- Exercise details -
Below are the records; locate each line with the word "JSON" and copy it.
_ _ _ _ _
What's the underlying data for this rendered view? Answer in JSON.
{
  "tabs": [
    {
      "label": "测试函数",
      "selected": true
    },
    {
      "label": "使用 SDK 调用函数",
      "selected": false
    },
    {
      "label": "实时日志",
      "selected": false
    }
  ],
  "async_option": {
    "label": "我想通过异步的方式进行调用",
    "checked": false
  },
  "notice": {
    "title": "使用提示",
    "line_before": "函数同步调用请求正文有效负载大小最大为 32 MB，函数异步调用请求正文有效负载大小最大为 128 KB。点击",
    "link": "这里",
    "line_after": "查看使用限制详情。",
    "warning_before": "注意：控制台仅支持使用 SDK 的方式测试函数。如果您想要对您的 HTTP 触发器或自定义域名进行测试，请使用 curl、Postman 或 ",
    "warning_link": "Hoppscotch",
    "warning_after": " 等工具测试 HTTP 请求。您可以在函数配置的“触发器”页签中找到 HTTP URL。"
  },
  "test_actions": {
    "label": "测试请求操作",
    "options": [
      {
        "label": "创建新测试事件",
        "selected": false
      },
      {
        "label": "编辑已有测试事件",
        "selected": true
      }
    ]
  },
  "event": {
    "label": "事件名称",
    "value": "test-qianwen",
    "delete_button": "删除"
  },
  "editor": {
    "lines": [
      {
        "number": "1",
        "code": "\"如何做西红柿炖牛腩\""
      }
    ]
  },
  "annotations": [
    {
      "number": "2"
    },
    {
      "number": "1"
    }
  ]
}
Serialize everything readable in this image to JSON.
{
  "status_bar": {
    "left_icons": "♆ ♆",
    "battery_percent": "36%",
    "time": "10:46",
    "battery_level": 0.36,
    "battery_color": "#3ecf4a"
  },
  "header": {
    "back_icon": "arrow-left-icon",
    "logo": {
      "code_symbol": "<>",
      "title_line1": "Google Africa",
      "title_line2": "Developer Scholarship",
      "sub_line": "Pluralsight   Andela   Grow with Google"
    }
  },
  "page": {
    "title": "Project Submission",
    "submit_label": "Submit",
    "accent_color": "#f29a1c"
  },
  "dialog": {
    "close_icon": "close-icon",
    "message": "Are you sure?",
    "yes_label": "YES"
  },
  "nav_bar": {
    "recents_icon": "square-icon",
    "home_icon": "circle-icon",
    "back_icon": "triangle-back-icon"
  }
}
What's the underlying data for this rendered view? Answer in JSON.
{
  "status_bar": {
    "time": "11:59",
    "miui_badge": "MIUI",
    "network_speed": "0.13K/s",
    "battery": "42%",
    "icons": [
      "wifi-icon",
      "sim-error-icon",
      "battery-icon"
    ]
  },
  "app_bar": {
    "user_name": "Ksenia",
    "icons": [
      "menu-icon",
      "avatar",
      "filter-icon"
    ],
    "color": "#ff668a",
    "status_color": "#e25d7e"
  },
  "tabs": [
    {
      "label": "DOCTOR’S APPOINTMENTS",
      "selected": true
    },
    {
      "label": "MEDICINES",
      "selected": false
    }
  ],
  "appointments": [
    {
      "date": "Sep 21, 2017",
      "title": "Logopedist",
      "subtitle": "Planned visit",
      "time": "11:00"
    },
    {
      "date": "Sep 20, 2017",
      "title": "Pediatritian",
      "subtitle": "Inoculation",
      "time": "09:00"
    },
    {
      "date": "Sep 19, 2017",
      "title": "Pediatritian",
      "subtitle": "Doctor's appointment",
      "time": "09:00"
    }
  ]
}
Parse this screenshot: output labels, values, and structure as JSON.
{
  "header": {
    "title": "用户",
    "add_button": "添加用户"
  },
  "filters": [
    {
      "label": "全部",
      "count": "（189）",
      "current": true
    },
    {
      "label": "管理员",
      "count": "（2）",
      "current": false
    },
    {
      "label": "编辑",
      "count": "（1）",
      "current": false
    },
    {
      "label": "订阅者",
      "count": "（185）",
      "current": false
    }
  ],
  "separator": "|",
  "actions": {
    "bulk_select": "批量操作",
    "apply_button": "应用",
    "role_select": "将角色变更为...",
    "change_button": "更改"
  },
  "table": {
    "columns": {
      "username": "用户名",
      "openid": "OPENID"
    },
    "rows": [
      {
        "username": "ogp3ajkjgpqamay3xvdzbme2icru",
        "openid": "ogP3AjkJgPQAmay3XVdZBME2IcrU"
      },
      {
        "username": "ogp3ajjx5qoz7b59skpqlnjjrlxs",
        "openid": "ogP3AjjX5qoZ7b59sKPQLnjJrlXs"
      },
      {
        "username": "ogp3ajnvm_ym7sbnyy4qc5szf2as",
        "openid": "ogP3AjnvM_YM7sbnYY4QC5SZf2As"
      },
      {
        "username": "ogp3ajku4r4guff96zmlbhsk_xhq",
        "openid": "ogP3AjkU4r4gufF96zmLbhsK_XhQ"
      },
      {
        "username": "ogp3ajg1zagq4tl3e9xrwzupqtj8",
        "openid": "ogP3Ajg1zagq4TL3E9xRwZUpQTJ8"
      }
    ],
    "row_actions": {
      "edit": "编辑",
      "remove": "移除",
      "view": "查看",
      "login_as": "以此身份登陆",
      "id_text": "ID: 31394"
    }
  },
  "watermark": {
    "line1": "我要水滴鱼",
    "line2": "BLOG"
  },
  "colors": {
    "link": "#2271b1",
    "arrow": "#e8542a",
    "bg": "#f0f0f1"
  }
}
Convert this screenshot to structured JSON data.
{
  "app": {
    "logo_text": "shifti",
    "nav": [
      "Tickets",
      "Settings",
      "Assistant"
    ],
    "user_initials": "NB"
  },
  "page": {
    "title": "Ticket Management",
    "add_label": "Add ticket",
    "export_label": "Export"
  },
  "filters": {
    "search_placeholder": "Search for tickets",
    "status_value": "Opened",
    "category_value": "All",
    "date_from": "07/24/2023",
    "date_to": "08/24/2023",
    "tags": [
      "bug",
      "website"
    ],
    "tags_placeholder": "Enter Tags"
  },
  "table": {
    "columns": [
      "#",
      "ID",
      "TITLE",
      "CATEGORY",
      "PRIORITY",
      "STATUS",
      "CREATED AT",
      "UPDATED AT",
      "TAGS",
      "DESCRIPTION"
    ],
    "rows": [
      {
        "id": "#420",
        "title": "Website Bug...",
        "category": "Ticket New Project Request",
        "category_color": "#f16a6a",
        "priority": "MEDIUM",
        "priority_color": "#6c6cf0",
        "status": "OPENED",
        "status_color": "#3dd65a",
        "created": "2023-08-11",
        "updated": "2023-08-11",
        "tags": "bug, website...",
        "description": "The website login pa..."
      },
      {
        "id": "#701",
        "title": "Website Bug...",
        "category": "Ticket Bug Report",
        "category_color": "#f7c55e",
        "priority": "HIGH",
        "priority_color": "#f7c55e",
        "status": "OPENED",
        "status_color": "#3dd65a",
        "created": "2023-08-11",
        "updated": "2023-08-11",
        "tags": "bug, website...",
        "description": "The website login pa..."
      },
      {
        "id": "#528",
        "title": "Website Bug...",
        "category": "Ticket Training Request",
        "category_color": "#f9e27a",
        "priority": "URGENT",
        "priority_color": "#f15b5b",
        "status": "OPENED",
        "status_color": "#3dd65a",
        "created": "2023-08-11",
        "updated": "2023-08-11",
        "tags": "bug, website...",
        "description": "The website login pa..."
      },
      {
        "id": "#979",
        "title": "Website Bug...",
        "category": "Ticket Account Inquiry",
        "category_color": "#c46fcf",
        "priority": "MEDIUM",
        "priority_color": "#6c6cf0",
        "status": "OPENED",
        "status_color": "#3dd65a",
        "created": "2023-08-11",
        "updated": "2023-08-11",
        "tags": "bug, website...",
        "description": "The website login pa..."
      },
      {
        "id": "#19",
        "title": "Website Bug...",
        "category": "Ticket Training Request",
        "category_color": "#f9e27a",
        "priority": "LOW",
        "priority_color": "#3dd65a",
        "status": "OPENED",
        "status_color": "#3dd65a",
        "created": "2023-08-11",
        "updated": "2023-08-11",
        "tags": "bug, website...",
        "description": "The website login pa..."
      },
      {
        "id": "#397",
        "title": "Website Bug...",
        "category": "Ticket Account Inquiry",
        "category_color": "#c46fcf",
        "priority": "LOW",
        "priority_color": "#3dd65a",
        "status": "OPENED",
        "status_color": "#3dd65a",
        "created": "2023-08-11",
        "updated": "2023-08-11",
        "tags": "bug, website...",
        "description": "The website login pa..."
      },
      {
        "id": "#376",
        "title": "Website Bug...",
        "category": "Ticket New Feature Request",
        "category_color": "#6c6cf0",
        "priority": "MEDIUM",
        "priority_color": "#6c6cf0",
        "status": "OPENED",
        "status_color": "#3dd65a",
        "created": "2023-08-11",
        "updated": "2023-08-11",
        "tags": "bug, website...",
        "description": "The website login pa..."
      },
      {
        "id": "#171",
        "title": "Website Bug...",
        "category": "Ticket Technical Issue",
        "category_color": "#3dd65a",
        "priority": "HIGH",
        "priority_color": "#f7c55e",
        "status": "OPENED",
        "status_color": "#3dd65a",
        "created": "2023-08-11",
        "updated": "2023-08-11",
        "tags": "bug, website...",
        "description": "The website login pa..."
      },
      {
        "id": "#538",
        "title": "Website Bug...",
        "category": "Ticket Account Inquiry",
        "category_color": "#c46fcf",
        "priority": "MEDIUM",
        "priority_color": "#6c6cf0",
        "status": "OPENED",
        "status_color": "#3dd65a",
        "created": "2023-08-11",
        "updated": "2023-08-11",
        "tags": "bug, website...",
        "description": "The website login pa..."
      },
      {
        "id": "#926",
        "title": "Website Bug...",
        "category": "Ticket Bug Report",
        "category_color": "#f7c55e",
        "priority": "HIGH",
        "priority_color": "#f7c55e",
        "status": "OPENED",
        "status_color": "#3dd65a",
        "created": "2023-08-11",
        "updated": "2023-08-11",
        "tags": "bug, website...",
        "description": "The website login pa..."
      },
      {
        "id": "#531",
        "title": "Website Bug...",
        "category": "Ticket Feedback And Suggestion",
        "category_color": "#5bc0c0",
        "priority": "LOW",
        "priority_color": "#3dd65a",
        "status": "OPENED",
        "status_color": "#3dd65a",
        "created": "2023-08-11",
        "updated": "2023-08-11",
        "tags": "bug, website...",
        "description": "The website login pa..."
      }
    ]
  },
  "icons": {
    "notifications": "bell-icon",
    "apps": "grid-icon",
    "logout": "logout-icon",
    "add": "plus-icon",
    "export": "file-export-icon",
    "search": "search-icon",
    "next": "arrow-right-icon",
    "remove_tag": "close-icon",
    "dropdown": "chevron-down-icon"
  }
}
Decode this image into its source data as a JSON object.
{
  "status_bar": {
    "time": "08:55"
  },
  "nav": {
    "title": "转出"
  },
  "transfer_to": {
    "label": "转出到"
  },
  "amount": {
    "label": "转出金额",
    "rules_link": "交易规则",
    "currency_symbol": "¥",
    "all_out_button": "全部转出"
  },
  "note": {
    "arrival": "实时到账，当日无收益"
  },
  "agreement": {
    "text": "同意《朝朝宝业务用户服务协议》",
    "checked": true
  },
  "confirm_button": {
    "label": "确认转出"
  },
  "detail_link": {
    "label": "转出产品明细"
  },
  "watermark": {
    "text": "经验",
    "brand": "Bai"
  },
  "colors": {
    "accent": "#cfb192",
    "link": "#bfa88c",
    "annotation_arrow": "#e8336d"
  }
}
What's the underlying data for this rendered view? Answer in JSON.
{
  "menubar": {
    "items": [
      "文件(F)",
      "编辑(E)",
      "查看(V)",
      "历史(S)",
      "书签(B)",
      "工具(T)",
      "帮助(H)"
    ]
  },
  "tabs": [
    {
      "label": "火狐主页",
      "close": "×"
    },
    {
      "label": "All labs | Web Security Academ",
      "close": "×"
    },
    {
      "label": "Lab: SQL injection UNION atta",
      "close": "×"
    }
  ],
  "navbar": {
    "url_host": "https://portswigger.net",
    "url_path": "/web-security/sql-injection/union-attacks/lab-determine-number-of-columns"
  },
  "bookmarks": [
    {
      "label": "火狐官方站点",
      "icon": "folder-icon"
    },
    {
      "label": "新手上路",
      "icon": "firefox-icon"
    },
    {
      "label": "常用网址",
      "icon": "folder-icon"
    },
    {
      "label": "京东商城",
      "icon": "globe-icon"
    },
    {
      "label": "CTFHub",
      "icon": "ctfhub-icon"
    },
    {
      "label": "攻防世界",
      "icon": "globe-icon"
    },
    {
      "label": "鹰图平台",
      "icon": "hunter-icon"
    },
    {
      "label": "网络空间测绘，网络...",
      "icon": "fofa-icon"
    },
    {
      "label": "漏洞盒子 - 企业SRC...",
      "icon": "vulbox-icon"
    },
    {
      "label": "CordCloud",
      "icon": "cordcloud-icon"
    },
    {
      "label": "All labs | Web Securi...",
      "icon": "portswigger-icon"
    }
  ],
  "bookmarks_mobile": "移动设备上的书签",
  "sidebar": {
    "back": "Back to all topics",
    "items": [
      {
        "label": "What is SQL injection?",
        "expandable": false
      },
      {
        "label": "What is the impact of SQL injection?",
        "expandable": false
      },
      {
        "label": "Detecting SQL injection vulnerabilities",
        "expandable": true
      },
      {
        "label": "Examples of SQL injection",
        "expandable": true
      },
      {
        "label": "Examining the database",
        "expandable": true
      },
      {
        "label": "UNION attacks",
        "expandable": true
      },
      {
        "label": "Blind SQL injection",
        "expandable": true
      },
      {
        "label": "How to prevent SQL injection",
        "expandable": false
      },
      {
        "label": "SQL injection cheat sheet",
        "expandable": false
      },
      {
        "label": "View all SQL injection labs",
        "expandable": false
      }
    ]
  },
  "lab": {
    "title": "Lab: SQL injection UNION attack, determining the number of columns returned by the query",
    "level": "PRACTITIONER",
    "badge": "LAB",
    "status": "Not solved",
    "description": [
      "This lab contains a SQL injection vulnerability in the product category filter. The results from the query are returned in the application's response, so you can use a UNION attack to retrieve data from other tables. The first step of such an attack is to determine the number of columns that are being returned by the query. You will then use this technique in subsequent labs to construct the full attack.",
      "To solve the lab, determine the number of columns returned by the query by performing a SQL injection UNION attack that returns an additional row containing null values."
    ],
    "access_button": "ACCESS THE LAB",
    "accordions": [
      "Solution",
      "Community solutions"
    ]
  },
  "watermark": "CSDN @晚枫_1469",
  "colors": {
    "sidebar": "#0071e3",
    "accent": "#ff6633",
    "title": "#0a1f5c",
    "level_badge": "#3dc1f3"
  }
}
_ _ _ _ _
- Output -
What's the underlying data for this rendered view? Answer in JSON.
Serialize everything readable in this image to JSON.
What's the underlying data for this rendered view? Answer in JSON.
Parse this screenshot: output labels, values, and structure as JSON.
Convert this screenshot to structured JSON data.
Decode this image into its source data as a JSON object.
What's the underlying data for this rendered view? Answer in JSON.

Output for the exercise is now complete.